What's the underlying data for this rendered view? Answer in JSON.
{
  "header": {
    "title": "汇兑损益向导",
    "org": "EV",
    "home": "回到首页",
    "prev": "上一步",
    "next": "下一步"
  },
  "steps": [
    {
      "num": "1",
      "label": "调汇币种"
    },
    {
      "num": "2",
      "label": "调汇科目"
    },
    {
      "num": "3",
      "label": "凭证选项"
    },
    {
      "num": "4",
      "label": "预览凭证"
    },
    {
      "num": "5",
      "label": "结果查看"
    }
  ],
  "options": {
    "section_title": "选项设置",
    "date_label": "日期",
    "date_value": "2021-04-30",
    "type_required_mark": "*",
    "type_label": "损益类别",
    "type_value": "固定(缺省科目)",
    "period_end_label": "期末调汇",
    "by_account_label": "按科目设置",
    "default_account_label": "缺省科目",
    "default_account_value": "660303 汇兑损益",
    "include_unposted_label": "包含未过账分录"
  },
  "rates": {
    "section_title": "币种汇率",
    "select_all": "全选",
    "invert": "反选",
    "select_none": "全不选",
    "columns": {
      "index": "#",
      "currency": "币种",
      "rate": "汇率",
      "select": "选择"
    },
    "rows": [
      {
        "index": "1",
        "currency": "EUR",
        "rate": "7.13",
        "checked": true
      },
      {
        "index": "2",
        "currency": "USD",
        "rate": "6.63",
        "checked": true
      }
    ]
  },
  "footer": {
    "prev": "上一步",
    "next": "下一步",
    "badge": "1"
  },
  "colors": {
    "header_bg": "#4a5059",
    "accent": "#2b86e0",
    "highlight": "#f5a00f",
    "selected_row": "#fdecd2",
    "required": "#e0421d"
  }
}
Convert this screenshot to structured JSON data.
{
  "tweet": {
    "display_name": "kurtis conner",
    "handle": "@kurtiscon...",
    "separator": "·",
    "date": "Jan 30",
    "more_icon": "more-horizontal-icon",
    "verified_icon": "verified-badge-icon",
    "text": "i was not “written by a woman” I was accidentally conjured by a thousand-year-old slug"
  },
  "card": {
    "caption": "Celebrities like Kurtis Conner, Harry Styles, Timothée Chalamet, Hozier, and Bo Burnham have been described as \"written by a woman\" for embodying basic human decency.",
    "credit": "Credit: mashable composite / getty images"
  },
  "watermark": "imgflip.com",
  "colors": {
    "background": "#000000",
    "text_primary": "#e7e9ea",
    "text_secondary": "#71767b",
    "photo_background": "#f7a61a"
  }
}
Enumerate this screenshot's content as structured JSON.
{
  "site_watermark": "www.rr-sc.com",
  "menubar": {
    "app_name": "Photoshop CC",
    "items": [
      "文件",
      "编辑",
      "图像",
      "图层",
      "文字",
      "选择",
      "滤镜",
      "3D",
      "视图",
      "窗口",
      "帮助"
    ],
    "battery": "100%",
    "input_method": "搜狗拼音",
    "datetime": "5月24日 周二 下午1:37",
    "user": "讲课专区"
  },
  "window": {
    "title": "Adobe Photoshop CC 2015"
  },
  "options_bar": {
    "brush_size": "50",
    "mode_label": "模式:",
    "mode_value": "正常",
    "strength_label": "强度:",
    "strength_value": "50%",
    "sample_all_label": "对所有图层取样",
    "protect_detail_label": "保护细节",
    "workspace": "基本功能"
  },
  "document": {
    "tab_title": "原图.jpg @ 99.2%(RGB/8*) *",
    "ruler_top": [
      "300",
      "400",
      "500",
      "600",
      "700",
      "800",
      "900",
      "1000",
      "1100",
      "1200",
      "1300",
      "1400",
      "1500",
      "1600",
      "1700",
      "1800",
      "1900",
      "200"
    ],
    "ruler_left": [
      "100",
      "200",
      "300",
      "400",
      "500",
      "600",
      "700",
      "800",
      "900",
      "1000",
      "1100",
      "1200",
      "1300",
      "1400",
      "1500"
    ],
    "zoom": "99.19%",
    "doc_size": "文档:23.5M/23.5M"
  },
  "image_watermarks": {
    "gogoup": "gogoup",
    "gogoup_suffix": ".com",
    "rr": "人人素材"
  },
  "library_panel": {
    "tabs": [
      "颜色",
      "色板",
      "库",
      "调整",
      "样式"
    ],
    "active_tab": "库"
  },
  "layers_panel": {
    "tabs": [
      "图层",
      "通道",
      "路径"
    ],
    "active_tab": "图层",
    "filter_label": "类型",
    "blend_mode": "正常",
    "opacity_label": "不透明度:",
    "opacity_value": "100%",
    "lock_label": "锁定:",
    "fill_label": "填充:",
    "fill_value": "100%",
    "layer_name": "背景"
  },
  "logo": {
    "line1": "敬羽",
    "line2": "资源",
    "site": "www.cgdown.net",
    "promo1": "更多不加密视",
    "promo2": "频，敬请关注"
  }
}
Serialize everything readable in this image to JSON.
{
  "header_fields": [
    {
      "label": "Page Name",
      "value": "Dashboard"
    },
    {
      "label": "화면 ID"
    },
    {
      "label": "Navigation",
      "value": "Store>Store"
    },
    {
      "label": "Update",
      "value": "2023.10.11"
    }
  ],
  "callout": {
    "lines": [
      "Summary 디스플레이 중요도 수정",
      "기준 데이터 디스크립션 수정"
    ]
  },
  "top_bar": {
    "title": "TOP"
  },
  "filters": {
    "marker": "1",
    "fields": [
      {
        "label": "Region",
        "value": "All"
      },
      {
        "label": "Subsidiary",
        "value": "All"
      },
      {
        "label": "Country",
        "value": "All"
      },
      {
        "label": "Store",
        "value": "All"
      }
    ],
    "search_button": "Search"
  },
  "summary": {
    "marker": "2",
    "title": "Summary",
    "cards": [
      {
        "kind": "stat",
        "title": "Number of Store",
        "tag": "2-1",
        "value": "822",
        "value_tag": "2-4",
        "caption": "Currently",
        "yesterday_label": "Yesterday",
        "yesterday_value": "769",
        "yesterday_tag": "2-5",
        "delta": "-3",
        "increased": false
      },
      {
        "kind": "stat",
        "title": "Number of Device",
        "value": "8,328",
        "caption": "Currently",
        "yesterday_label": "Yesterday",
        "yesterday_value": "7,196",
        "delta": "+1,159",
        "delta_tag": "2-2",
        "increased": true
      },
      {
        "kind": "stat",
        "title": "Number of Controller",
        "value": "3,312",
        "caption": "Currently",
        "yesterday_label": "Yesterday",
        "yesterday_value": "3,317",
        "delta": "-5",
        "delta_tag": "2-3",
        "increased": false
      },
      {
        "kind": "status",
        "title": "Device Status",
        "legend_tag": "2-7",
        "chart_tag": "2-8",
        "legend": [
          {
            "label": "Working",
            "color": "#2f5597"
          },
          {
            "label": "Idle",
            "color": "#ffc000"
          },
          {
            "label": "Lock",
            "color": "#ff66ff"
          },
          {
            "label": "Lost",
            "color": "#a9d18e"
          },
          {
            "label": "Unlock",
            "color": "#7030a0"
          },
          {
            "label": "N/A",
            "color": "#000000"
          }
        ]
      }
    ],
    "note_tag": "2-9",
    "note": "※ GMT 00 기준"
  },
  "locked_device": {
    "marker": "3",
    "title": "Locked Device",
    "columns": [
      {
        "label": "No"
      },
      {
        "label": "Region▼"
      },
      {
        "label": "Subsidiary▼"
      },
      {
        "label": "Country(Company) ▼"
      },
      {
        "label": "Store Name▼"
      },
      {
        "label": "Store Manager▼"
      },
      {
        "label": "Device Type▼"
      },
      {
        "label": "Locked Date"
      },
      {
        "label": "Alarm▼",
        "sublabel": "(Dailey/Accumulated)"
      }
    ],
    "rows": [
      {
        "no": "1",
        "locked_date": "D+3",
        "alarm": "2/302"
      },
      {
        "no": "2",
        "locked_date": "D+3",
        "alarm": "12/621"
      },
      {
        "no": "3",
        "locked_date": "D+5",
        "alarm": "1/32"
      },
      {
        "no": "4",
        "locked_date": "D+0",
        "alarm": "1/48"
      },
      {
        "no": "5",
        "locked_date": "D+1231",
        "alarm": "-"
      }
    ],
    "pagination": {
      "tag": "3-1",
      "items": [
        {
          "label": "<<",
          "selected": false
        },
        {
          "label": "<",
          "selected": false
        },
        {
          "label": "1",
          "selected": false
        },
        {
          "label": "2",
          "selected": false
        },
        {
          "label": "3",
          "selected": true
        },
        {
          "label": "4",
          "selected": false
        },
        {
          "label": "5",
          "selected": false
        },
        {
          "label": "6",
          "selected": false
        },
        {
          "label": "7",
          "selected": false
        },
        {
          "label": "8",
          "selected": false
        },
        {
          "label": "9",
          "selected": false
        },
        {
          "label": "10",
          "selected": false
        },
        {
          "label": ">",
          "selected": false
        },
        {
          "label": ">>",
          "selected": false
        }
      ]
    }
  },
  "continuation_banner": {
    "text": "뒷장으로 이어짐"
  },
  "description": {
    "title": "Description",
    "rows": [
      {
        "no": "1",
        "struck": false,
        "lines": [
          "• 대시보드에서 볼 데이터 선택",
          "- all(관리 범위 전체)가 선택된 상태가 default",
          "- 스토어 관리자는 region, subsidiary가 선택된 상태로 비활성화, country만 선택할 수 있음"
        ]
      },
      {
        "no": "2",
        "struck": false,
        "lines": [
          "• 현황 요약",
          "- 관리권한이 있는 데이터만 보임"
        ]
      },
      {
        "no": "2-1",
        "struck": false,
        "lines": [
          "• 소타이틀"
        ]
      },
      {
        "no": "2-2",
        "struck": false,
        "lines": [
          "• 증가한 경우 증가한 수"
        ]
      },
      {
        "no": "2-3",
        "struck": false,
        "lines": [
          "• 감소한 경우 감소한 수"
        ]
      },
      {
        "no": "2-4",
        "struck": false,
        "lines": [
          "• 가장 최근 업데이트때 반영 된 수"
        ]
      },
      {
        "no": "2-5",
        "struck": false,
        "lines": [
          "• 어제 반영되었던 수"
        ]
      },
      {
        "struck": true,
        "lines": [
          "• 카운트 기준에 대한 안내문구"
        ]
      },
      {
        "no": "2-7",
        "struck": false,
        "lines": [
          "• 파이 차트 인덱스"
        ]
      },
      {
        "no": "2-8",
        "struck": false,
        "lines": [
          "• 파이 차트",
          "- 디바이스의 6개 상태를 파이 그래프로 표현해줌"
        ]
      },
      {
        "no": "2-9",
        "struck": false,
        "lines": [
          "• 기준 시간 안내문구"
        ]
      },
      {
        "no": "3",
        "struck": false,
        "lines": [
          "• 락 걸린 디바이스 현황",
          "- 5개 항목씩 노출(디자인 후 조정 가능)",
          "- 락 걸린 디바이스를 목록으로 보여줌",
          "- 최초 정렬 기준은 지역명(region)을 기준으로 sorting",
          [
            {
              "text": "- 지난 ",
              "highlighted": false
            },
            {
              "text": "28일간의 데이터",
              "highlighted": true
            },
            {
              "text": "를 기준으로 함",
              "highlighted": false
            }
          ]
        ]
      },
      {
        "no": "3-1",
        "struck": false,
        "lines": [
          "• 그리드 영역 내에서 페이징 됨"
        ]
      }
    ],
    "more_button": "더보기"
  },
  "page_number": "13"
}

• **What the exercise asks**
Provide only the count of lines in the material above that hold the word "data".

• **Task result**
2